> **AUFGABE A**
Gib die Passage aus dem bereitgestellten Text wortgetreu wieder, beginnend bei „II. Für den“ und endend bei „2001, 1056, 1061).“.
> **AUFGABE B**
Beantworte anhand des bereitgestellten Textes die folgenden Fragen kurz.
(i) Nach welcher Vorschrift und in welcher Form haften die Beklagten zu 5) und 6)?
(ii) Um welche Art von Gesellschaft handelt es sich bei der Beklagten zu 4)?
(iii) Welche Art von Haftung besteht im Verhältnis der Gesellschafter zu der Gesellschaft?

> **BEREITGESTELLTER TEXT**
______________________________
II. Für den gegen die Beklagte zu 4) bestehenden Anspruch haften die Beklagten zu 5) und 6) analog § 128 HGB als Gesamtschuldner. Dies ergibt sich aus ihrer Stellung als Gesellschafter der Beklagten zu 4), bei der es sich um eine Gesellschaft bürgerlichen Rechts handelt (vgl. zur akzessorischen Haftung der Gesellschafter einer GbR MüKo-Schmidt, 4. Aufl. 2016, § 128 HGB, Rn. 4). Die Gesellschafter haften insoweit untereinander als Gesamtschuldner (MüKo-Schmidt, a. a. O., Rn. 18), während im Verhältnis zu der Gesellschaft keine gleichstufige, sondern lediglich eine akzessorische Haftung besteht (vgl. Gummert-von Unger, Münchener Anwaltshandbuch Personengesellschaftsrecht, 3. Auflage 2019, § 15 Rn. 135). Die Gesellschaft ist neben den gesamtschuldnerisch haftenden Gesellschaftern dennoch wie eine Gesamtschuldnerin verpflichtet (BGH NJW 2001, 1056, 1061).
______________________________
> **DATENAUSZUG**
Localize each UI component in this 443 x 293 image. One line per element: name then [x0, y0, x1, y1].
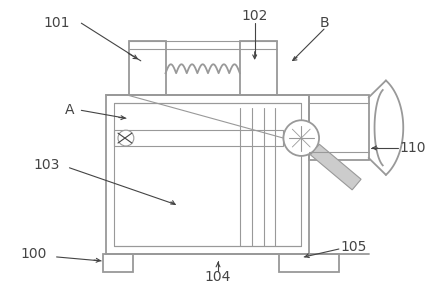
______________________________
> **VOLLSTÄNDIGE AUSGABE A**
II. Für den gegen die Beklagte zu 4) bestehenden Anspruch haften die Beklagten zu 5) und 6) analog § 128 HGB als Gesamtschuldner. Dies ergibt sich aus ihrer Stellung als Gesellschafter der Beklagten zu 4), bei der es sich um eine Gesellschaft bürgerlichen Rechts handelt (vgl. zur akzessorischen Haftung der Gesellschafter einer GbR MüKo-Schmidt, 4. Aufl. 2016, § 128 HGB, Rn. 4). Die Gesellschafter haften insoweit untereinander als Gesamtschuldner (MüKo-Schmidt, a. a. O., Rn. 18), während im Verhältnis zu der Gesellschaft keine gleichstufige, sondern lediglich eine akzessorische Haftung besteht (vgl. Gummert-von Unger, Münchener Anwaltshandbuch Personengesellschaftsrecht, 3. Auflage 2019, § 15 Rn. 135). Die Gesellschaft ist neben den gesamtschuldnerisch haftenden Gesellschaftern dennoch wie eine Gesamtschuldnerin verpflichtet (BGH NJW 2001, 1056, 1061).

> **VOLLSTÄNDIGE AUSGABE B**
(i) Sie haften analog § 128 HGB als Gesamtschuldner.
(ii) Es handelt sich um eine Gesellschaft bürgerlichen Rechts.
(iii) Es besteht keine gleichstufige, sondern lediglich eine akzessorische Haftung.